→ **Extracted entries**
* * * * * * * * *

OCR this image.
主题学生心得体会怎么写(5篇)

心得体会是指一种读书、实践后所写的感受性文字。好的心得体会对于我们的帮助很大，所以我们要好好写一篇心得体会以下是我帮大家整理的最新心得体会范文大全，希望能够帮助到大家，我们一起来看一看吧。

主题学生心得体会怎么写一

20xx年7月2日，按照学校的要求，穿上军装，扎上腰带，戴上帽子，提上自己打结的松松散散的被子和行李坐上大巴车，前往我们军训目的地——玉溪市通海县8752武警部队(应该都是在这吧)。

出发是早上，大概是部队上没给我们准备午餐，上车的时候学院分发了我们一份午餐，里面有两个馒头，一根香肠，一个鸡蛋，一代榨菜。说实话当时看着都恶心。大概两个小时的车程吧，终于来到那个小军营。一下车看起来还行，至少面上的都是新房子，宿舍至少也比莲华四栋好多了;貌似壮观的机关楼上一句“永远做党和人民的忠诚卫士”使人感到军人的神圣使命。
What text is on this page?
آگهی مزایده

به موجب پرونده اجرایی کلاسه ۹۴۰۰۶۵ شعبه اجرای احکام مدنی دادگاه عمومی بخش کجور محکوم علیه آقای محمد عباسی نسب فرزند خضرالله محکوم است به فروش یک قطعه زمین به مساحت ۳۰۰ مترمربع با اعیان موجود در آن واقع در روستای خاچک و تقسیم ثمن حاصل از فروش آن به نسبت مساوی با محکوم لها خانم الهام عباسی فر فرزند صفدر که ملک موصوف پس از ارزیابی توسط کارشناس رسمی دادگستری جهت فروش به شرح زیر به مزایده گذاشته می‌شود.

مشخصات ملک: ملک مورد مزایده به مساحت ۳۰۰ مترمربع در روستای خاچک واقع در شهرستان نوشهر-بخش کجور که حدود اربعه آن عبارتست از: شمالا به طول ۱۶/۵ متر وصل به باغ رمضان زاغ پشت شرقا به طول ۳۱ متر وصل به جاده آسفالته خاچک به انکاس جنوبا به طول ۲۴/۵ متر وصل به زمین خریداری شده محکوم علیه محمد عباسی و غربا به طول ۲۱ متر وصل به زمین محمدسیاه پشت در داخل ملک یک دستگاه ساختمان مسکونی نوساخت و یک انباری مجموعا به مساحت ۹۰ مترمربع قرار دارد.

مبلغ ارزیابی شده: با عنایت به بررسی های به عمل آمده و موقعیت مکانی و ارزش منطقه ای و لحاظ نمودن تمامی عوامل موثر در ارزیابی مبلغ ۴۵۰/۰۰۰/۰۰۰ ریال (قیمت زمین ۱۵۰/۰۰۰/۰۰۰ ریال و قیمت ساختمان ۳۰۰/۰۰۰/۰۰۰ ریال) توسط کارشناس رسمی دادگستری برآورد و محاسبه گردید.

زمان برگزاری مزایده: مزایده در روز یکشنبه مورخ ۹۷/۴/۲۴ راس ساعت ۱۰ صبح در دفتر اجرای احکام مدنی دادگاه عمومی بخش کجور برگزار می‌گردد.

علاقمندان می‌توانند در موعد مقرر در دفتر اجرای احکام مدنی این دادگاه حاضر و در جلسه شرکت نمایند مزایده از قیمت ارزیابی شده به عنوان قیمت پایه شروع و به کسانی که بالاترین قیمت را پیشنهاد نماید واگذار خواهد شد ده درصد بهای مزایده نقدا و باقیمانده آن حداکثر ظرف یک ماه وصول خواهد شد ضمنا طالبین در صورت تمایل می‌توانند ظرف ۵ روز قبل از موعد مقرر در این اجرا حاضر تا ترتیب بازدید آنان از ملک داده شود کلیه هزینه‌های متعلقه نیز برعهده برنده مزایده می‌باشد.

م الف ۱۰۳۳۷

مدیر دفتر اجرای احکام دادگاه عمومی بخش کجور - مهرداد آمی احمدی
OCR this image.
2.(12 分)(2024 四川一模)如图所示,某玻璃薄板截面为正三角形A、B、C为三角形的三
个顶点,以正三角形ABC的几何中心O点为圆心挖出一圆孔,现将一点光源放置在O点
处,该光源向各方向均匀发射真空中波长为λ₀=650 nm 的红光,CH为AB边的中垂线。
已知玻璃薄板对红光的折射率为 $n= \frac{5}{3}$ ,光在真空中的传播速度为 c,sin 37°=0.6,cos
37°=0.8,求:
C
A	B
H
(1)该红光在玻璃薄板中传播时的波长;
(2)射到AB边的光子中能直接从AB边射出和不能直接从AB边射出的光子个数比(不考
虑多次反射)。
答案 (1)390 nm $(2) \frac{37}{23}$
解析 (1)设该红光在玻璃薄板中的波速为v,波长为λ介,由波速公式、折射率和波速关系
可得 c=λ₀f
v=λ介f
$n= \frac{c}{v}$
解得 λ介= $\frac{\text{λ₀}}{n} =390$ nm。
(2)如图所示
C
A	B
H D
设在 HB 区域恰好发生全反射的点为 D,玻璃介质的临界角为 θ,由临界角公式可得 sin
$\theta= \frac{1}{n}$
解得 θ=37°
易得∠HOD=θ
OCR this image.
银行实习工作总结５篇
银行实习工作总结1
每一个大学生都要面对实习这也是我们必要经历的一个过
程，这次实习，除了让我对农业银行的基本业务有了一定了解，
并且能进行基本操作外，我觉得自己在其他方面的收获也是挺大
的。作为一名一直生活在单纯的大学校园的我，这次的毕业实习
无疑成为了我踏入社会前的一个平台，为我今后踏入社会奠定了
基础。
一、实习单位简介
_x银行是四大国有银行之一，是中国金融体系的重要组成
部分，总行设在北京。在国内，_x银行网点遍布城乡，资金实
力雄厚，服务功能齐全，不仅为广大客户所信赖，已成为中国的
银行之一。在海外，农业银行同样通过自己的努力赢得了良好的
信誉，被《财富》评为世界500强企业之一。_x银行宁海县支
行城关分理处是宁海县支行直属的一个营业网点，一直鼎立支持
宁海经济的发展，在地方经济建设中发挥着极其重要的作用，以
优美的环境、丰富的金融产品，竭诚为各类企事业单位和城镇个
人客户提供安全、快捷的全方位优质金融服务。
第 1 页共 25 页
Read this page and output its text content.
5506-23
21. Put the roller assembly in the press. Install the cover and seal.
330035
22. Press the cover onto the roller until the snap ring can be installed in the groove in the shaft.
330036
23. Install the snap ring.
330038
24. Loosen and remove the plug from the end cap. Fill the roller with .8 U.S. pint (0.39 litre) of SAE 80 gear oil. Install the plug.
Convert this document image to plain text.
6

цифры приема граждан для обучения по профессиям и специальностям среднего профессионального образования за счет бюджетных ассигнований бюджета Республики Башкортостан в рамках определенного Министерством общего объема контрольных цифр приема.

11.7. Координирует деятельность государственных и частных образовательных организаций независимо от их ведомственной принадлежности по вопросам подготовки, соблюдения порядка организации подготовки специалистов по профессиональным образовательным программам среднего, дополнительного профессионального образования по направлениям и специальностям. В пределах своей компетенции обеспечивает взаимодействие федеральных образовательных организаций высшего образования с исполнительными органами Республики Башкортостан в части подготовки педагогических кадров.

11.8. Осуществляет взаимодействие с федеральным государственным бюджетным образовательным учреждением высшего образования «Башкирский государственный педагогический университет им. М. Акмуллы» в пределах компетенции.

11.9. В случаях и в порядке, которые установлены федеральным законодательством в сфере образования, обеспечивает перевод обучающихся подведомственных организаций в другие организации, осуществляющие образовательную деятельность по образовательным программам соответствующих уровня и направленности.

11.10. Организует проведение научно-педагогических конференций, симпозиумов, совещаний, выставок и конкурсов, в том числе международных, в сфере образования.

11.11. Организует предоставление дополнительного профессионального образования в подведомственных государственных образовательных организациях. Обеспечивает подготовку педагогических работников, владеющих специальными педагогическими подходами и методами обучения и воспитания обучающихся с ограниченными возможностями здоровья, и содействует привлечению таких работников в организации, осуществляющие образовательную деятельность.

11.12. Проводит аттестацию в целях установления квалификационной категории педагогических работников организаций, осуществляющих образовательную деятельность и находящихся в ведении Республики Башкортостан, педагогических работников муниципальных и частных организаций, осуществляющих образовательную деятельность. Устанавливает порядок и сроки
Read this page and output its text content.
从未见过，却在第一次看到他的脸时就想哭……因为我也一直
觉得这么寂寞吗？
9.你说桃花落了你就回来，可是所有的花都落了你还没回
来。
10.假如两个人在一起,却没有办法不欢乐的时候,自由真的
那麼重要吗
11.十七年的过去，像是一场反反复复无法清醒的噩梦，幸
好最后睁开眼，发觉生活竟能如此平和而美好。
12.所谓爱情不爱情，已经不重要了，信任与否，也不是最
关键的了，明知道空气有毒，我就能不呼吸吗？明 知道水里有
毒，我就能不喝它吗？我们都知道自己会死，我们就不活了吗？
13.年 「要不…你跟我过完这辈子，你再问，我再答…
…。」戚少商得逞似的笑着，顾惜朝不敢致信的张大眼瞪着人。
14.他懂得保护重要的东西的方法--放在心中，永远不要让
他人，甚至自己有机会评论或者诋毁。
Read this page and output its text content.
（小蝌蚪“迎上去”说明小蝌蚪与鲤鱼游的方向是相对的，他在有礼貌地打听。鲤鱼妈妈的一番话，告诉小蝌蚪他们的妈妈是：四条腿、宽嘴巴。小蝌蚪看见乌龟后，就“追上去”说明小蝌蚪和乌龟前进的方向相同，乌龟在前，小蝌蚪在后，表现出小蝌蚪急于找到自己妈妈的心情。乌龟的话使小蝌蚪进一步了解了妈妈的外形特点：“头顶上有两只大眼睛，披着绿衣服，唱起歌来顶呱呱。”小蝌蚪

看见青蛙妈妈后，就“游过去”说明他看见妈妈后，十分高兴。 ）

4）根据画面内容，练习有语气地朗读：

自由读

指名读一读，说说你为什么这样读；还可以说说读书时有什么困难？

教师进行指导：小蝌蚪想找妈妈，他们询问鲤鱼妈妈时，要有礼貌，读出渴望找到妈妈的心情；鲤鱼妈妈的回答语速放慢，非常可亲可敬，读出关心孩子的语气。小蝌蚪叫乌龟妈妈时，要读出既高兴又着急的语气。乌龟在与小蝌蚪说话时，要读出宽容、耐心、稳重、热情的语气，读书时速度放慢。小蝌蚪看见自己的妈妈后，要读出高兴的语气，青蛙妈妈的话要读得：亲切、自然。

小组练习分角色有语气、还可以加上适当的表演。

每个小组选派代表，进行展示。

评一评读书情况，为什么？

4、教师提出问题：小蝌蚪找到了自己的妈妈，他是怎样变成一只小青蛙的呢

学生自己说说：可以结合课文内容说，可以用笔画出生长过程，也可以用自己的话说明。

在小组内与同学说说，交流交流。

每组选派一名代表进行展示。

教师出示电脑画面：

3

* * * * * * * * *

→ **Task to carry out**
In the lines above, find each one with "رسمی" and list it.

→ **Solution below**
به موجب پرونده اجرایی کلاسه ۹۴۰۰۶۵ شعبه اجرای احکام مدنی دادگاه عمومی بخش کجور محکوم علیه آقای محمد عباسی نسب فرزند خضرالله محکوم است به فروش یک قطعه زمین به مساحت ۳۰۰ مترمربع با اعیان موجود در آن واقع در روستای خاچک و تقسیم ثمن حاصل از فروش آن به نسبت مساوی با محکوم لها خانم الهام عباسی فر فرزند صفدر که ملک موصوف پس از ارزیابی توسط کارشناس رسمی دادگستری جهت فروش به شرح زیر به مزایده گذاشته می‌شود.
مبلغ ارزیابی شده: با عنایت به بررسی های به عمل آمده و موقعیت مکانی و ارزش منطقه ای و لحاظ نمودن تمامی عوامل موثر در ارزیابی مبلغ ۴۵۰/۰۰۰/۰۰۰ ریال (قیمت زمین ۱۵۰/۰۰۰/۰۰۰ ریال و قیمت ساختمان ۳۰۰/۰۰۰/۰۰۰ ریال) توسط کارشناس رسمی دادگستری برآورد و محاسبه گردید.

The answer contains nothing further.